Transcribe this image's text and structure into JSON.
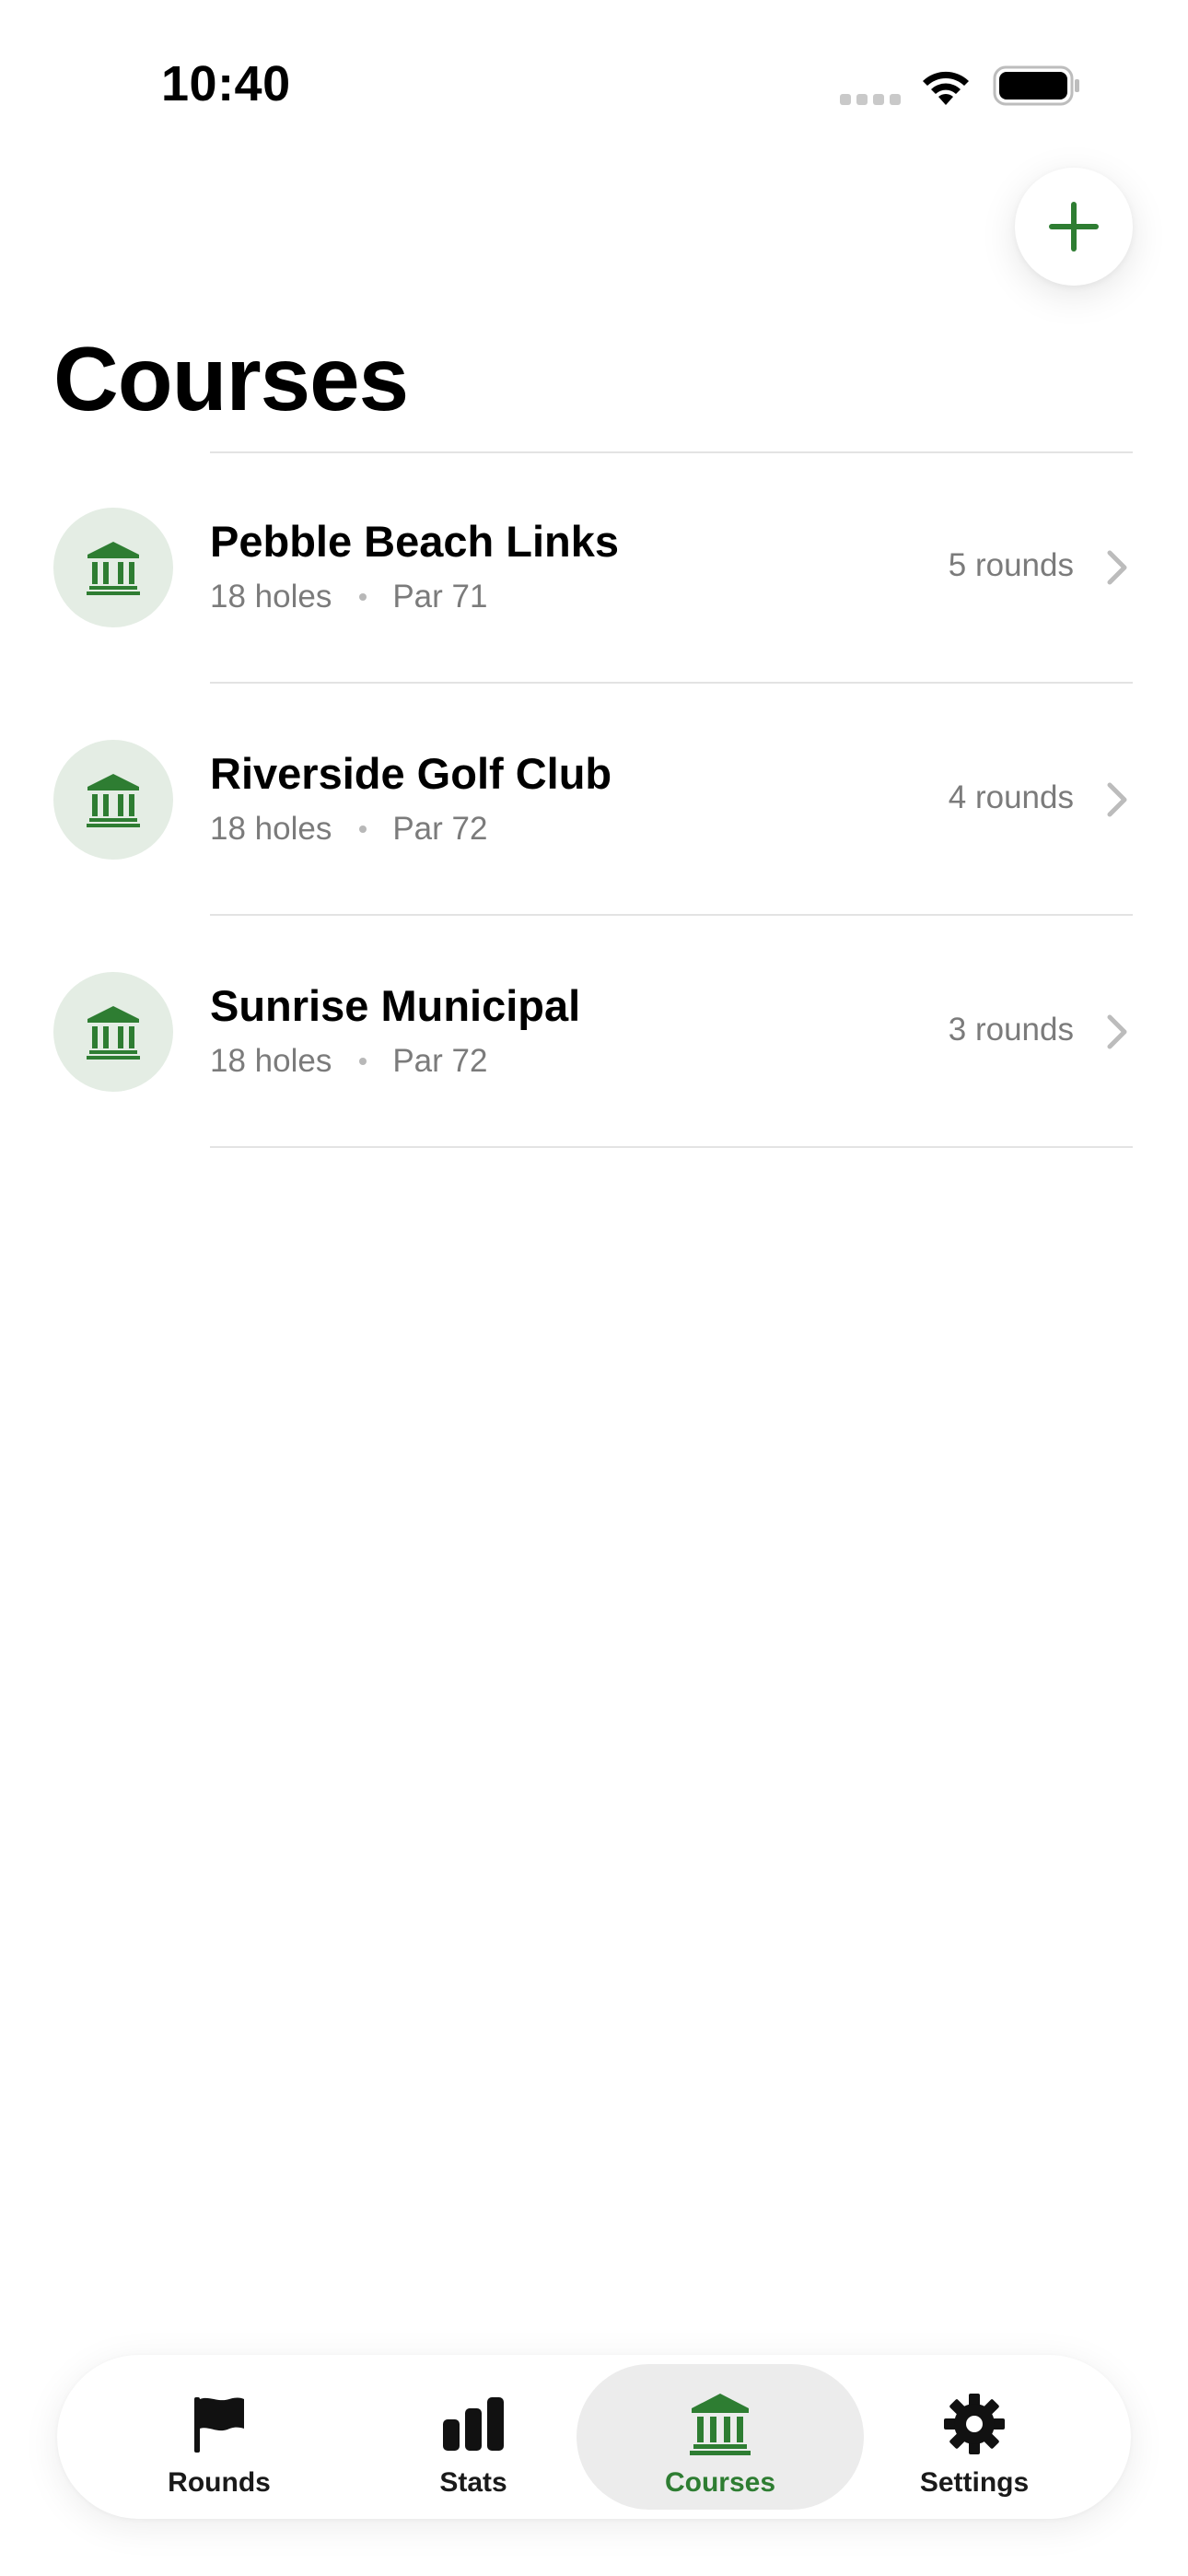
{
  "status_bar": {
    "time": "10:40"
  },
  "header": {
    "title": "Courses",
    "add_icon": "plus-icon"
  },
  "colors": {
    "accent": "#2E7D32",
    "avatar_bg": "#E4EDE4",
    "secondary_text": "#7B7B7B",
    "separator": "#E3E3E3",
    "active_tab_bg": "#ECECEC"
  },
  "courses": [
    {
      "name": "Pebble Beach Links",
      "holes": "18 holes",
      "par": "Par 71",
      "rounds": "5 rounds",
      "icon": "building-columns-icon"
    },
    {
      "name": "Riverside Golf Club",
      "holes": "18 holes",
      "par": "Par 72",
      "rounds": "4 rounds",
      "icon": "building-columns-icon"
    },
    {
      "name": "Sunrise Municipal",
      "holes": "18 holes",
      "par": "Par 72",
      "rounds": "3 rounds",
      "icon": "building-columns-icon"
    }
  ],
  "tab_bar": {
    "tabs": [
      {
        "label": "Rounds",
        "icon": "flag-icon",
        "active": false
      },
      {
        "label": "Stats",
        "icon": "bar-chart-icon",
        "active": false
      },
      {
        "label": "Courses",
        "icon": "building-columns-icon",
        "active": true
      },
      {
        "label": "Settings",
        "icon": "gear-icon",
        "active": false
      }
    ]
  }
}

→ **Directions**
Count how many lines above include the word "label" and answer with that figure only.

→ **Written solution**
4